TASK DESCRIPTION
Among the lines below, count those containing the word "在该实施方式中". Give the number only.
===== RECORDS TO PROCESS
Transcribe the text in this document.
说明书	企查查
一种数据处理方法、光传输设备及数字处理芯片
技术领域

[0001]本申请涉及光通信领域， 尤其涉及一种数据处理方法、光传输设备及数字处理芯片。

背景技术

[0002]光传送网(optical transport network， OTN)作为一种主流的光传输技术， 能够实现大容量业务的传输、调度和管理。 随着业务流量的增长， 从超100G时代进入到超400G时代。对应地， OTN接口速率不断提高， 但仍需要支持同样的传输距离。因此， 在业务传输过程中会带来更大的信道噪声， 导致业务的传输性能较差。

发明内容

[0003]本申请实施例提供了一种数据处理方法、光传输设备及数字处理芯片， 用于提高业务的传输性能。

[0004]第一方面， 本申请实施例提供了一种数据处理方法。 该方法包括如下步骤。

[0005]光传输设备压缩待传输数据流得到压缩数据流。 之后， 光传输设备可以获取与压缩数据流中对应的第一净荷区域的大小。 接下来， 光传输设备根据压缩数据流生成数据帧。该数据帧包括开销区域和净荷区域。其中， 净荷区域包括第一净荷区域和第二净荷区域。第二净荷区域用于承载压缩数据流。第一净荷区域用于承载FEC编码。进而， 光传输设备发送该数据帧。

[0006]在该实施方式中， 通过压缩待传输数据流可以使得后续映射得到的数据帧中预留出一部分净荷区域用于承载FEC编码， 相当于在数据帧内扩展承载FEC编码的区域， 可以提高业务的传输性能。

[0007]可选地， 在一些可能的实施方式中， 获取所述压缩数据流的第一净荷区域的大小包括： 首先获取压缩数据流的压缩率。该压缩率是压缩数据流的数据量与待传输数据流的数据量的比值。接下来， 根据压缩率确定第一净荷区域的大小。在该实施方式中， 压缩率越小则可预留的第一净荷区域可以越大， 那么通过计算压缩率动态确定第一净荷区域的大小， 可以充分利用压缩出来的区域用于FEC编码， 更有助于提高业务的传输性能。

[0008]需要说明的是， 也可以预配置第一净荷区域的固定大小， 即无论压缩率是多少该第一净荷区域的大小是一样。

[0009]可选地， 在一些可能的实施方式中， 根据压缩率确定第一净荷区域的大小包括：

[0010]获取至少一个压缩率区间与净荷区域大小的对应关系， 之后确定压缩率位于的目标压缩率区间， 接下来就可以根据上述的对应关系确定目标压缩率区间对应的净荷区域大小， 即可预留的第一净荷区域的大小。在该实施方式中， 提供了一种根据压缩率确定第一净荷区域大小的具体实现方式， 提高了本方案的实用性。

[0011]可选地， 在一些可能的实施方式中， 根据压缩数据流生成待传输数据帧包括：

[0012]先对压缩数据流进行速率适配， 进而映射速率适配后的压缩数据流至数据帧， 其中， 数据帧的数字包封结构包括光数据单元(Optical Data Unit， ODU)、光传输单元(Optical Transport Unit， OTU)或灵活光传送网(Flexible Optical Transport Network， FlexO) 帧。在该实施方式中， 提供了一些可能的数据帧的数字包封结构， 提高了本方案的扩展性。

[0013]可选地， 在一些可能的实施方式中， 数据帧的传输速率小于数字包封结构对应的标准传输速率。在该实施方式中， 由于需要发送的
==========
THE COMPLETED TASK
5